I tend to use the very good Volvo engine brake to scrub my speed then foot brake to to the slow stop which obviously saves brakes.
On our telematics I was coming up for over revving even though it’s not using fuel.
Thankfully my boss is a driver and knows what I was doing and my lack of reclines proves it but I can imagine some oil behind a desk at a blue chip mob would be having kittens as the graph looks not like the computer says it should

That seems like as good an explanation as any kr.In that a false premise which started along the lines of it’s better to wear out brakes than supposedly drive lines.Has now turned into the equally false premise that an engine is using more fuel at high revs and no load than it is at idle. :bulb:

Having said that would it be correct to say that the I shift for one uses the more or less sequential downshift gears to slow method just as an old school driver would ?.

I shift and veb knocks down 3 at a time on full power and will to be fair throw you out the s at when you lift off I put it on full Powerade I come off slip roads and just feather the pedal to stop.
After almost two years of lots of urban driving my brakes are at 80% and

Own Account Driver:
The vehicle involved had drums all round, it wouldn’t have been the sharpest straight from the factory. I’m not 100% convinced the accident would not have happened if he’d been given the truck immediately after its last MOT when brake efficiency was calculated at just over 50%.

From the VOSA investigation they originally said they made the efficiency 35% then, after input from the technical expert retained by the driver’s defence team changed their mind to 28% - incidentally after the VOSA examiner put in a very poor performance under cross examination the day before.

My problem is, due to their failure to also measure the temperature of the brakes on each axle, in the aftermath of the crash, I have very little faith that the brakes were as bad as they attempted, and clearly as far as the jury, who are not technically familiar with truck braking systems, were concerned successfully managed to portray.

I don’t have confidence they, for instance, sanded the heat glaze from the friction material and also if, as witnesses state, black smoke was pouring from the brakes this means quite a substantial amount of friction material will be being lost in the process. Therefore the slack adjusters would need to be adjusted up, to some degree, to allow for this. It also seemed a happy coincidence that the worst performing brakes they found, in the investigation, happened to be found on the axle that was totally ripped off the truck in the crash.

» **Material provided**:

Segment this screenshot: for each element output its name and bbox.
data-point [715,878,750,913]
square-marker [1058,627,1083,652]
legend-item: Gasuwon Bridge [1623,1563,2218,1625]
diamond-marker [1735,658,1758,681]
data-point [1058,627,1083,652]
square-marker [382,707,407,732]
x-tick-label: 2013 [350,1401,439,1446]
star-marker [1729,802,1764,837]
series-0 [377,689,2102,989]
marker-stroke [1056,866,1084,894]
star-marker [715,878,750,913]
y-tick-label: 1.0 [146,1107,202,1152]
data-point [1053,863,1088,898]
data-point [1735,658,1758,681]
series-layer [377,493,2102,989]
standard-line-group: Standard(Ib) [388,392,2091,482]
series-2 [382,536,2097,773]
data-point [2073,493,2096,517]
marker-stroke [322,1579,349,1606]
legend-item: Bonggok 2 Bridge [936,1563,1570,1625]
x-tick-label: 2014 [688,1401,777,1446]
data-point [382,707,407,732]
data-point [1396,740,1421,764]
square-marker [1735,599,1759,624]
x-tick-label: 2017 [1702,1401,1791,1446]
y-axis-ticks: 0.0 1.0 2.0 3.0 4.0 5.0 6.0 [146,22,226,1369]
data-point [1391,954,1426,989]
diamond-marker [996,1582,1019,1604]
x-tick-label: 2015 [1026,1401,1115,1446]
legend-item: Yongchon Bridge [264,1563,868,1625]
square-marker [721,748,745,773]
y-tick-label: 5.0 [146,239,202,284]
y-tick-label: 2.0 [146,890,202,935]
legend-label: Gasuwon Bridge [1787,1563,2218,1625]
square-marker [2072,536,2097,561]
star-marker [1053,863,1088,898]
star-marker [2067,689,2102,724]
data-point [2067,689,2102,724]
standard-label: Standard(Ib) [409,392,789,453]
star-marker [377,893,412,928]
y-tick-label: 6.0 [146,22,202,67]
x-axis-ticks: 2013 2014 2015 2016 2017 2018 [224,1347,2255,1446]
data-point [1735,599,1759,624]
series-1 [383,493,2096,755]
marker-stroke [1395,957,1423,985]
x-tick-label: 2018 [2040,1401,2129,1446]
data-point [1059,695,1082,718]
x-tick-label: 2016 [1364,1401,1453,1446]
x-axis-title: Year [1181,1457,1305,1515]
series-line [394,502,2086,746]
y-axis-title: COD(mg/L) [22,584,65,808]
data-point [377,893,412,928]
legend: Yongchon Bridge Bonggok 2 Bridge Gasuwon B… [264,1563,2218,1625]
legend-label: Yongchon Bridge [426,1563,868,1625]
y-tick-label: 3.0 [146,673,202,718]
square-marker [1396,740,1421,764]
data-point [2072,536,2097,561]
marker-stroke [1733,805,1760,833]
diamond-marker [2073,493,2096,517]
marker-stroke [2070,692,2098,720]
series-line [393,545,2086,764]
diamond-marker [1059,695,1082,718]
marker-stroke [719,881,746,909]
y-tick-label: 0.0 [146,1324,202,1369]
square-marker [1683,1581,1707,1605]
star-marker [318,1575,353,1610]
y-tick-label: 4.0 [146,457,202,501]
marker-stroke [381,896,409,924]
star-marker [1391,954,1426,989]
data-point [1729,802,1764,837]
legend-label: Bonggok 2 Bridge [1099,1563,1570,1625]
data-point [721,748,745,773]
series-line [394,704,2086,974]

» **Explore the material**:
(1) Repeat the truck braking discussion from "On our telematics" up to and including "driver would ?.", swapping "telematics" for "tracking system".
(2) Pick up the truck braking discussion after its last sentence and keep it going.

» **Answers by item number**:
(1)
On our tracking system I was coming up for over revving even though it’s not using fuel.
Thankfully my boss is a driver and knows what I was doing and my lack of reclines proves it but I can imagine some oil behind a desk at a blue chip mob would be having kittens as the graph looks not like the computer says it should

That seems like as good an explanation as any kr.In that a false premise which started along the lines of it’s better to wear out brakes than supposedly drive lines.Has now turned into the equally false premise that an engine is using more fuel at high revs and no load than it is at idle. :bulb:

Having said that would it be correct to say that the I shift for one uses the more or less sequential downshift gears to slow method just as an old school driver would ?.

(2)
My suspicion is the braking efficiency may have been over 40% or more in reality so there is no reason why most drivers would not have been able to descend the hill safely. The VOSA examiner even admitted that 1 in 10 vehicles they pull at the roadside would have brakes in a similarly bad condition but they aren’t constantly crashing down hills. It is a thankfully rare occurrence.

I really don’t follow how there can be an argument over how efficient the brakes were between these two experts. The efficiency is calculated by dividing the total braking force by the gross vehicle weight and then multiplying the answer by 100 to obtain a percentage. So assuming the GVW is 32000kg the total braking force produced was either 8960kg or 11200kg, with a pass requiring 16000kg. Those figures discount what is known as Front Wheel Allowance, (which is a theoretical assumption of what effort in KGs would be produced by each front wheel brake owing to weight transfer if the vehicle was moving). FWA is only credited if the front wheel brake locks up, which from the rest of the evidenc given seems unlikely for this vehicle. The computerised roller brake testing machine calculates this automatically and records whether a wheel locks. The necessary input information to do this manually is available to every VoSA tester.

So either wheels locked or they didn’t and the braking force was recorded on the print out from the RBT machine. There shouldn’t have been anything to argue about.

I realise many reading won’t be interested in this or (apologies) for some it may go over the top of thier heads… as no doubt was the case with the jury.